-- Begin RECORDS SUPPLIED --

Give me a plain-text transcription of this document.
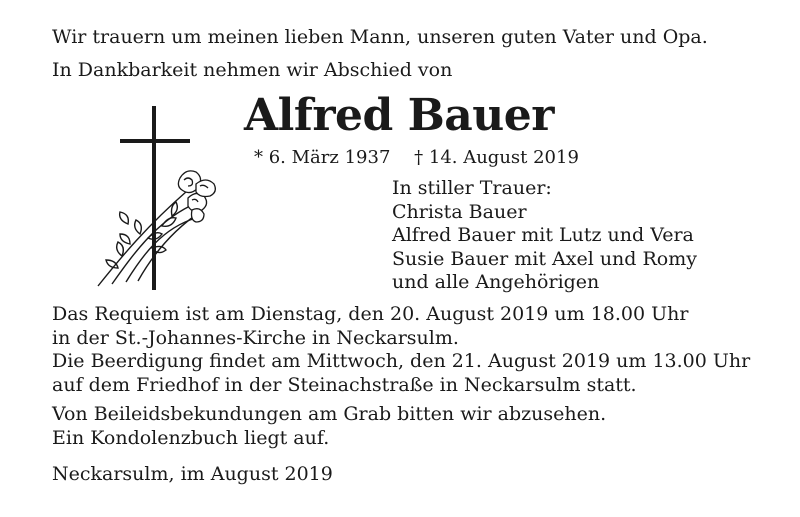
Wir trauern um meinen lieben Mann, unseren guten Vater und Opa.
In Dankbarkeit nehmen wir Abschied von
Alfred Bauer
* 6. März 1937 † 14. August 2019
In stiller Trauer:
Christa Bauer
Alfred Bauer mit Lutz und Vera
Susie Bauer mit Axel und Romy
und alle Angehörigen
Das Requiem ist am Dienstag, den 20. August 2019 um 18.00 Uhr
in der St.-Johannes-Kirche in Neckarsulm.
Die Beerdigung findet am Mittwoch, den 21. August 2019 um 13.00 Uhr
auf dem Friedhof in der Steinachstraße in Neckarsulm statt.
Von Beileidsbekundungen am Grab bitten wir abzusehen.
Ein Kondolenzbuch liegt auf.
Neckarsulm, im August 2019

-- End RECORDS SUPPLIED --

TO BE DONE: Gather all lines of the records that include the word "Alfred".

TASK RESPONSE:
Alfred Bauer
Alfred Bauer mit Lutz und Vera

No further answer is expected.